● GOAL
Repeat, exactly and alone, every line from the line that contains "Transcribe the text in this document." to the end of the entries.

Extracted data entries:
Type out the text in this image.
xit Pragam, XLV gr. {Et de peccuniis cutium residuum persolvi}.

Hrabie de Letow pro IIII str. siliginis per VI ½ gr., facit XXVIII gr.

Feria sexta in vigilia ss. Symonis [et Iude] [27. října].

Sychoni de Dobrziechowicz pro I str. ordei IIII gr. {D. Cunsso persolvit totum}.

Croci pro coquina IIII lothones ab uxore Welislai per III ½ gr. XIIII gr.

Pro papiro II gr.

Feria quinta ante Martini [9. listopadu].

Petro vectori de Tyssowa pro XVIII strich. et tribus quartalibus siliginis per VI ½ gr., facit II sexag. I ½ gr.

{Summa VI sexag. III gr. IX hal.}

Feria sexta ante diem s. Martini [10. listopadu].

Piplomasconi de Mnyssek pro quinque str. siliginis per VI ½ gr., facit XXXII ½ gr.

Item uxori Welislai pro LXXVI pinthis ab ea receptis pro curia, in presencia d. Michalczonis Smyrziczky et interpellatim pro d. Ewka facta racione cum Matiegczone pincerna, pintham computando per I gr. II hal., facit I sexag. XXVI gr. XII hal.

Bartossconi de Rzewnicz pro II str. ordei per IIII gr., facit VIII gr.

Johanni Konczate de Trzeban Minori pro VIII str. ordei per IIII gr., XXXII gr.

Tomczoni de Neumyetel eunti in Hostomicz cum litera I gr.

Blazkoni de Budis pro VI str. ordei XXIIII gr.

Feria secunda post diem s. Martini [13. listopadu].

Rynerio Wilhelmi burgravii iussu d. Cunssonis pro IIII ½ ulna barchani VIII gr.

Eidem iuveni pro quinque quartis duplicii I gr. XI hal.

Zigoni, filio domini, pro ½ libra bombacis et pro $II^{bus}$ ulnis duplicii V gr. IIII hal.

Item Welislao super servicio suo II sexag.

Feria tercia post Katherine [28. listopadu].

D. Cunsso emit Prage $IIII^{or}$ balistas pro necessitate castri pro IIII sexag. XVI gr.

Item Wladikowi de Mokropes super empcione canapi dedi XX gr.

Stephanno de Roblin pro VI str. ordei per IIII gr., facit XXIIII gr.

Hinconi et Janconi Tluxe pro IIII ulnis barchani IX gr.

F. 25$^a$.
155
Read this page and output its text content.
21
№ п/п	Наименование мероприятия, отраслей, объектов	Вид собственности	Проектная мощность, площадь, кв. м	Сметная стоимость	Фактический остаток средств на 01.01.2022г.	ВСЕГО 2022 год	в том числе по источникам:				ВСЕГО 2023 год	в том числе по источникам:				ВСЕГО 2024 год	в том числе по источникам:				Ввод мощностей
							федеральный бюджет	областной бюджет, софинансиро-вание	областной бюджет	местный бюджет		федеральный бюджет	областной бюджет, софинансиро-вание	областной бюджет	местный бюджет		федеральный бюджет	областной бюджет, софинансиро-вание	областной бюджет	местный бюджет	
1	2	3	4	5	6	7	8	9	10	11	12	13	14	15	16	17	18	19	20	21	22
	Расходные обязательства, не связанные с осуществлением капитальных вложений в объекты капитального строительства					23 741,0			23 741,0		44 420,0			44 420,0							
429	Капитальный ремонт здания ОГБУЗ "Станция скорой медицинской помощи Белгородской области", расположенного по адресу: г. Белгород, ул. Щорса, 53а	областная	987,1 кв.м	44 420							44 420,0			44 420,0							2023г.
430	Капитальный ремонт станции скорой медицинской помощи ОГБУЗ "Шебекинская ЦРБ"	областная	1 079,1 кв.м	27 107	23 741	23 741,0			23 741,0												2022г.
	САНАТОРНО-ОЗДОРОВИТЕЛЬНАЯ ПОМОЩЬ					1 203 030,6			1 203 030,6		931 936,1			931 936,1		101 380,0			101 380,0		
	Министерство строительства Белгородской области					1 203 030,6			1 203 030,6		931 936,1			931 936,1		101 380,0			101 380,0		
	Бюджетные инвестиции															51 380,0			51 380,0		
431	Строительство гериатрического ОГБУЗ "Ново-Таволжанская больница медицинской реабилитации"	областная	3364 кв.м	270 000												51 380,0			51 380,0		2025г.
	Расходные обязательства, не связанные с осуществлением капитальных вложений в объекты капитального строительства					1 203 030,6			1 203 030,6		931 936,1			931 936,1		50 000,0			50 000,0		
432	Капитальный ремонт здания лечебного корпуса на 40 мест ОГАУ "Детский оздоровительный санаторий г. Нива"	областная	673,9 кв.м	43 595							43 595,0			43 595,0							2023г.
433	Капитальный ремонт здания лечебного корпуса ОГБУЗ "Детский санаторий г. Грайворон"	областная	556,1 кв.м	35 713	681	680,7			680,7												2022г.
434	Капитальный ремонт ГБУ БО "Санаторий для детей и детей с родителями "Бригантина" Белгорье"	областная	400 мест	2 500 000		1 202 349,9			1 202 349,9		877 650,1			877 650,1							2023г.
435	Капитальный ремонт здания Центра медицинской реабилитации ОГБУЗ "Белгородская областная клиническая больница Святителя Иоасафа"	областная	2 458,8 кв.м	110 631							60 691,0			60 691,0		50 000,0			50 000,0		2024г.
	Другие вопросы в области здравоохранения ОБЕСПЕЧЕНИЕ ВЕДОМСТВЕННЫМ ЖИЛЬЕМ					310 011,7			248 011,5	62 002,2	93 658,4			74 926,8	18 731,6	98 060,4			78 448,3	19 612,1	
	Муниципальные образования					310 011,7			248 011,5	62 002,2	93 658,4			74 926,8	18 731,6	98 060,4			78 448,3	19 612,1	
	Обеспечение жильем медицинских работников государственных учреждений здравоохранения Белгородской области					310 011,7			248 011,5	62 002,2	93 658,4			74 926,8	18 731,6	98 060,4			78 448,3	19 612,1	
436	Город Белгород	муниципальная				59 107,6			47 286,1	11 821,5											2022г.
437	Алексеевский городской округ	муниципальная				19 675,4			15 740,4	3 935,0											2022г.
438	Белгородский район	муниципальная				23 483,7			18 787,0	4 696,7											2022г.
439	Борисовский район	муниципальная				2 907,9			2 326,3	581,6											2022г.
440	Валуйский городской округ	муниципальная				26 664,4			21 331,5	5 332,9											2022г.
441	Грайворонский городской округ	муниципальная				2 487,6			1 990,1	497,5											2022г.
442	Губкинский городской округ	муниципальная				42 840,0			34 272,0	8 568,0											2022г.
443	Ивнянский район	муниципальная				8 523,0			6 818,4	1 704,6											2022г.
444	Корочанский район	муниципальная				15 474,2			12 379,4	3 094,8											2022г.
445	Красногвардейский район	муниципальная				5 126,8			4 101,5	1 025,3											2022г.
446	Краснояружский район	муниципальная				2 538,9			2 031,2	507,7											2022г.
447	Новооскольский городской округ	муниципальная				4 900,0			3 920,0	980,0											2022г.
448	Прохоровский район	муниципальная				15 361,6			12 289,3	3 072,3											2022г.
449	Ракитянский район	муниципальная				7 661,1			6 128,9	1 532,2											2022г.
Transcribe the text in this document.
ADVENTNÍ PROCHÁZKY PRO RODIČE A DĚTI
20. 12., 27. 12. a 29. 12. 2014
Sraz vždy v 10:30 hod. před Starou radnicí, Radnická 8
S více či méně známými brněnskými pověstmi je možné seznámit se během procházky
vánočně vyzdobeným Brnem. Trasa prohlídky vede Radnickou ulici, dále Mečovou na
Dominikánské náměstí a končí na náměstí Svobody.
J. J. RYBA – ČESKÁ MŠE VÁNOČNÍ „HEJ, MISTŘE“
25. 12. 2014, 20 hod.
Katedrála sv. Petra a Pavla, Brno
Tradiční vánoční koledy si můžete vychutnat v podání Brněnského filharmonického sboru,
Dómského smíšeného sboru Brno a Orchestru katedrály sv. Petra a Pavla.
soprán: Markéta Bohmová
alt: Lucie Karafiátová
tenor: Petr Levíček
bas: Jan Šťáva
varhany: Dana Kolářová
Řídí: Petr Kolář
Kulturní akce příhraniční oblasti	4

● TASK ANSWER
Transcribe the text in this document.
ADVENTNÍ PROCHÁZKY PRO RODIČE A DĚTI
20. 12., 27. 12. a 29. 12. 2014
Sraz vždy v 10:30 hod. před Starou radnicí, Radnická 8
S více či méně známými brněnskými pověstmi je možné seznámit se během procházky
vánočně vyzdobeným Brnem. Trasa prohlídky vede Radnickou ulici, dále Mečovou na
Dominikánské náměstí a končí na náměstí Svobody.
J. J. RYBA – ČESKÁ MŠE VÁNOČNÍ „HEJ, MISTŘE“
25. 12. 2014, 20 hod.
Katedrála sv. Petra a Pavla, Brno
Tradiční vánoční koledy si můžete vychutnat v podání Brněnského filharmonického sboru,
Dómského smíšeného sboru Brno a Orchestru katedrály sv. Petra a Pavla.
soprán: Markéta Bohmová
alt: Lucie Karafiátová
tenor: Petr Levíček
bas: Jan Šťáva
varhany: Dana Kolářová
Řídí: Petr Kolář
Kulturní akce příhraniční oblasti	4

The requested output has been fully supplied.